__O que fazer__:
[a] Responda com base no texto sobre mortes por agressões:
(i) Quantas mulheres negras morreram em vias públicas por disparos de arma de fogo em 2022?
(ii) Em 2012, quantas mortes de mulheres negras ocorreram no domicílio?
(iii) Qual boletim analisou a mortalidade por todos os tipos de agressões listadas no SIH?
[b] Atualize o trecho do texto sobre mortes por agressões, começando em "As mulheres negras estão" e terminando em "e 342, respectivamente.". Troque "hospitais" por "unidades de saúde".
[c] Dê continuidade ao texto sobre mortes por agressões a partir do ponto em que ele para.

__Trecho do texto__:
====

Mortalidade em vias públicas por disparos de arma de fogo também é maior entre mulheres negras
O cenário se repete para as mulheres negras. Entre 2012 e 2022 as taxas de mortalidade por essa causa para mulheres negras superou consideravelmente as das mulheres brancas. Em 2018, auge da série histórica para este grupo, a taxa mensal de óbito de mulheres negras ultrapassou 0,10 mortes por 100 mil habitantes, enquanto as de mulheres brancas registraram valores abaixo de 0,05 óbitos.
Em 2022, foram registradas 629 mortes em vias públicas por disparos de arma de fogo de mulheres negras contra 207 de mulheres brancas, um número 3 vezes maior de mortes.
As mulheres negras estão em maior vulnerabilidade para todos os tipos e locais de agressão em comparação com mulheres brancas. Em 2012, por exemplo, foram 814 mortes de mulheres negras em via pública, 631 mortes no domicílio e 654 em hospitais. Para mulheres brancas, foram 302, 422 e 342, respectivamente.
Agressões matam 3 vezes mais negros que brancos em 2022
O Boletim Çarê-IEPS n. 4 analisou a mortalidade decorrente de todos os tipos de agressões listadas no Sistemas de Informação Hospitalar (SIH) – por objetos cortantes, agressões físicas e disparos por arma de fogo. Em todos os casos, pessoas negras morrem mais por agressões no Brasil do que seus congêneres brancos.

====

__Dados fornecidos__:

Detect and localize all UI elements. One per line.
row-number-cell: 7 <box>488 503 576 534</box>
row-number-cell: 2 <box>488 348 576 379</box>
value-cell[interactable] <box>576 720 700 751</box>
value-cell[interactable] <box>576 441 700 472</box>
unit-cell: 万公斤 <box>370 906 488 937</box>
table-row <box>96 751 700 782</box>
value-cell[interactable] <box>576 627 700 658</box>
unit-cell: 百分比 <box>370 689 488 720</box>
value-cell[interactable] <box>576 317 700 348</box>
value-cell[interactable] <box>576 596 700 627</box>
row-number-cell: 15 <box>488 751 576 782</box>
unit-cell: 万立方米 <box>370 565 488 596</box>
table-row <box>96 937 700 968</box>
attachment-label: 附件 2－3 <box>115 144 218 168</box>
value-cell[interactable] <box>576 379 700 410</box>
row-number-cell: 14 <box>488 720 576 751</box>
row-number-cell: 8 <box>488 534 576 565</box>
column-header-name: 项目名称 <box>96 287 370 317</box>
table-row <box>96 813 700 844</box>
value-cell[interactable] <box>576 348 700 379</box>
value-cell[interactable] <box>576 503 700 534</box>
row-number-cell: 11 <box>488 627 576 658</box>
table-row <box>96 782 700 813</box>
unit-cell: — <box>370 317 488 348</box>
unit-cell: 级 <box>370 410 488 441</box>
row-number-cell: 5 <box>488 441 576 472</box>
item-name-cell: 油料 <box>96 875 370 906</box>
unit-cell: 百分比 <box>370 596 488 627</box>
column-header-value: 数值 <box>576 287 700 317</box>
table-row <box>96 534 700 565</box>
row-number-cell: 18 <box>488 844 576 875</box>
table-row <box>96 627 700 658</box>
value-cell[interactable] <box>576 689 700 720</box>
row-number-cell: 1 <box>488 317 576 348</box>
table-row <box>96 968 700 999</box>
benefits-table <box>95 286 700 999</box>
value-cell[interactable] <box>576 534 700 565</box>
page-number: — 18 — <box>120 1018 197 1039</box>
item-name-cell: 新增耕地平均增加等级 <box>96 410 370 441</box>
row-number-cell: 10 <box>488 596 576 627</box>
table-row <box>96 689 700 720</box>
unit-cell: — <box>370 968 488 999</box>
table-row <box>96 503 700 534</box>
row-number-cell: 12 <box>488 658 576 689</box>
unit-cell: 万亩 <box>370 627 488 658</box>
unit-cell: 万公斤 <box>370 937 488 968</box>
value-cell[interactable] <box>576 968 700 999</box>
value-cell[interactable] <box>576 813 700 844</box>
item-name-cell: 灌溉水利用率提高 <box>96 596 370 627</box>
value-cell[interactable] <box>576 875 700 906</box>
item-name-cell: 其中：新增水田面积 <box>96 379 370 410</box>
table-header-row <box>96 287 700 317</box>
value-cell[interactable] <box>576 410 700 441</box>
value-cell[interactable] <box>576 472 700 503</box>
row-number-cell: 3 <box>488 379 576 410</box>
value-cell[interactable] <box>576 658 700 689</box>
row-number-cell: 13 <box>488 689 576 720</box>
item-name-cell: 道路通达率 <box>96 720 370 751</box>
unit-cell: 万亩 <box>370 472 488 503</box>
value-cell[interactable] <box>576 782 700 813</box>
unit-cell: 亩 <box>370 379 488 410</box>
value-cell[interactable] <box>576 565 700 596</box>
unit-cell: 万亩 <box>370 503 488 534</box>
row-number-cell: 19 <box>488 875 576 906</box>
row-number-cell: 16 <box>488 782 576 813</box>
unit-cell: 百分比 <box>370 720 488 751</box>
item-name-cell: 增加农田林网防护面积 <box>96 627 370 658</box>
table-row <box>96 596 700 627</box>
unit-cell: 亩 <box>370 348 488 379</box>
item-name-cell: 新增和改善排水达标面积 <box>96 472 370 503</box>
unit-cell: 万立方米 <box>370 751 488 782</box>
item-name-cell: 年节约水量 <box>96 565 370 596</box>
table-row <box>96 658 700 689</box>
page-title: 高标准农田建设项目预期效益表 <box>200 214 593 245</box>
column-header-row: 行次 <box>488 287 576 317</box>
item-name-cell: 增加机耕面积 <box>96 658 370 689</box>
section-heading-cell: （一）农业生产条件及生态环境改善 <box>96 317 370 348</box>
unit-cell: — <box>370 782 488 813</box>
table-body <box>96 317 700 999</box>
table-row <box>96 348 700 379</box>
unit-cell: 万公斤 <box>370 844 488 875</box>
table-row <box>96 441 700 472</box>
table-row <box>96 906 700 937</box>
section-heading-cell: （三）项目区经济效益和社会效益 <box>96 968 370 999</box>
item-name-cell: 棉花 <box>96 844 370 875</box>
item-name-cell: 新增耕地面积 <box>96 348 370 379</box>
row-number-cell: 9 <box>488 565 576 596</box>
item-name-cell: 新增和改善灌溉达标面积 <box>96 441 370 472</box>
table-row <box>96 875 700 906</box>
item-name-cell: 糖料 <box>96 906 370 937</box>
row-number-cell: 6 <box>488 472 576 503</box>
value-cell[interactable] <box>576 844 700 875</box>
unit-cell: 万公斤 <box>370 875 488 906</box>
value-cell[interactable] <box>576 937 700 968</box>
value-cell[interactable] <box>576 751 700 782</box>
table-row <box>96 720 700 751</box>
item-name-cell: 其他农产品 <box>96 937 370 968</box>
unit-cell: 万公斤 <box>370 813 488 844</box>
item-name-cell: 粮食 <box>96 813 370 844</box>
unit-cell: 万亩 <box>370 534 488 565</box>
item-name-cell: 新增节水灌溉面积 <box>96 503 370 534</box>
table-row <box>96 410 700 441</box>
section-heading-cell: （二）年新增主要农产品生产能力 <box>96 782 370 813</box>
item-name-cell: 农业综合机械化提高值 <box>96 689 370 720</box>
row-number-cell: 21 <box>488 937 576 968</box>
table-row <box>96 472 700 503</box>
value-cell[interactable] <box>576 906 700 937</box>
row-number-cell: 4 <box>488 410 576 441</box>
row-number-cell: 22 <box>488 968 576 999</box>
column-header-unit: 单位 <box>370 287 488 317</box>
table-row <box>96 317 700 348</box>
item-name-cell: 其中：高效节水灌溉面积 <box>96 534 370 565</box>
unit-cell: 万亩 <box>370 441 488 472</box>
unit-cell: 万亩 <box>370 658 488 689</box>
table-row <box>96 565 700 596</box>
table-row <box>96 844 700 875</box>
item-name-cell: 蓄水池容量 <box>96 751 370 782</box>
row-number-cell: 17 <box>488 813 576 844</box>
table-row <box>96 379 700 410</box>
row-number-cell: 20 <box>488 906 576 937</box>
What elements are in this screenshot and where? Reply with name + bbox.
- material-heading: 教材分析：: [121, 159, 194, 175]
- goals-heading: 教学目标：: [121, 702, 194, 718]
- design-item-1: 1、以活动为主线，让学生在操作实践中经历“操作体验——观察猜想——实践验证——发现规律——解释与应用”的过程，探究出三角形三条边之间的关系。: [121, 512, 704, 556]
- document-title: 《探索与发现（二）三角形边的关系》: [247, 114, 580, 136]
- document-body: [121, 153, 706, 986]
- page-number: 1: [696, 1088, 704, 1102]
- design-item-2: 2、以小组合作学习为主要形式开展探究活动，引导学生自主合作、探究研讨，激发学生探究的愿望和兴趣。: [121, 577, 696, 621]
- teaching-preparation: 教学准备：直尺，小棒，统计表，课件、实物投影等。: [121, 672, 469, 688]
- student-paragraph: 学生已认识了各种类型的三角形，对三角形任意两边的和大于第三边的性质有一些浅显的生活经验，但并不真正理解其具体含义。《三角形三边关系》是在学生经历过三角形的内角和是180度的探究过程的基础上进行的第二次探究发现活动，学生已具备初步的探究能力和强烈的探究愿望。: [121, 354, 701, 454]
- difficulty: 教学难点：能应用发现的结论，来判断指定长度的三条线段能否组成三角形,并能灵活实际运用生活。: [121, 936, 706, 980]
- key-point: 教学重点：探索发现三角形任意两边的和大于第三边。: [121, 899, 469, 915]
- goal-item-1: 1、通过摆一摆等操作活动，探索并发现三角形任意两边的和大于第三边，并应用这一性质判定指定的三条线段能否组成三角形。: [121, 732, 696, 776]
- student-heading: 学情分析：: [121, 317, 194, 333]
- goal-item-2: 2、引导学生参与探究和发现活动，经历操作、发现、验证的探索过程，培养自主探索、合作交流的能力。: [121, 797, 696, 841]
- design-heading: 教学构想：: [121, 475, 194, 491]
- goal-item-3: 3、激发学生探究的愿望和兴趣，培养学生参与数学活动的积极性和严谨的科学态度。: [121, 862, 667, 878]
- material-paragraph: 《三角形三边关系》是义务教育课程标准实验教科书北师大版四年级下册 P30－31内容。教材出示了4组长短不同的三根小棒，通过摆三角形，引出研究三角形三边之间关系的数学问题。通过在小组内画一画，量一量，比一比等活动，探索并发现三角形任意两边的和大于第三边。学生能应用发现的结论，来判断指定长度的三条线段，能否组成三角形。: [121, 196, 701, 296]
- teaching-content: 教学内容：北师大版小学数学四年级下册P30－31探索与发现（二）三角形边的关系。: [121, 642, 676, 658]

====

__Respostas por tarefa__:
[a]
(i) 629 mortes.
(ii) 631 mortes.
(iii) O Boletim Çarê-IEPS n. 4.

[b]
As mulheres negras estão em maior vulnerabilidade para todos os tipos e locais de agressão em comparação com mulheres brancas. Em 2012, por exemplo, foram 814 mortes de mulheres negras em via pública, 631 mortes no domicílio e 654 em unidades de saúde. Para mulheres brancas, foram 302, 422 e 342, respectivamente.

[c]
Em 2012, primeiro ano analisado pela pesquisa, morreram por agressões, na média mensal, 1.196 brancos contra 3.188 negros. Em 2017, ano com maior média mensal, foram 1.166 registros para brancos e 4.008 para negros. Já em 2022, último ano analisado, os registros indicaram 747 mortes de pessoas brancas por agressões contra 2.712 de pessoas negras, um número 3 vezes maior no comparativo com a população branca.
Registros de pessoas negras internadas por agressão mais que dobrou entre 2012 e 2022
No período analisado na pesquisa, os registros de internações de pessoas negras por causas relacionadas à agressões saltou de de 1.146, na média móvel de 12 meses em dezembro de 2012, para 2.745, em dezembro de 2022. Já em relação às médias móveis das taxas, as ocorrências passaram de 0,107 para 0,228 no mesmo período, registrando um aumento de 113%.
Esses números mostram que os registros de internação de pessoas negras mais que dobraram nos casos e no período analisado pelo boletim. Em relação a população branca, as taxas permaneceram estáveis nesse mesmo período.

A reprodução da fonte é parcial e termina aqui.